**BRIEF:** Reproduce all lines of the listing below in which the word "value" occurs.

**PROVIDED ENTRIES:**
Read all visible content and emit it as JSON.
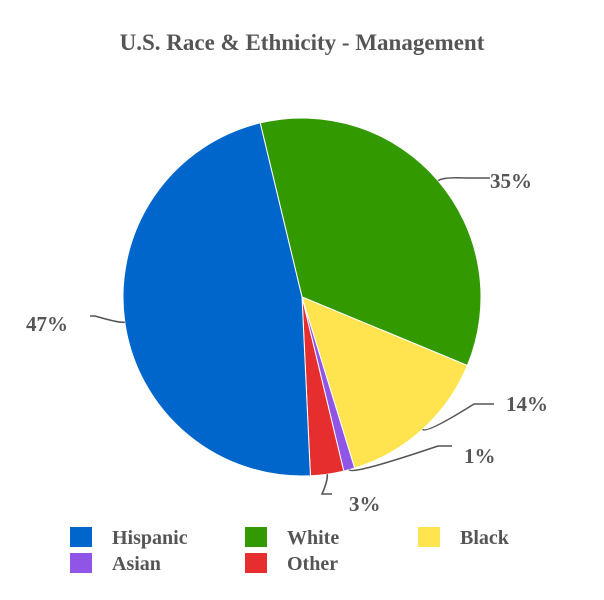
{
  "chart_data": {
    "type": "pie",
    "title": "U.S. Race & Ethnicity - Management",
    "legend_position": "bottom",
    "slices": [
      {
        "name": "White",
        "value": 35,
        "label": "35%",
        "color": "#339900"
      },
      {
        "name": "Black",
        "value": 14,
        "label": "14%",
        "color": "#FFE34F"
      },
      {
        "name": "Asian",
        "value": 1,
        "label": "1%",
        "color": "#9055E6"
      },
      {
        "name": "Other",
        "value": 3,
        "label": "3%",
        "color": "#E62E2E"
      },
      {
        "name": "Hispanic",
        "value": 47,
        "label": "47%",
        "color": "#0066CC"
      }
    ],
    "legend_order": [
      "Hispanic",
      "White",
      "Black",
      "Asian",
      "Other"
    ]
  }
}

**EXERCISE SOLUTION:**
        "value": 35,
        "value": 14,
        "value": 1,
        "value": 3,
        "value": 47,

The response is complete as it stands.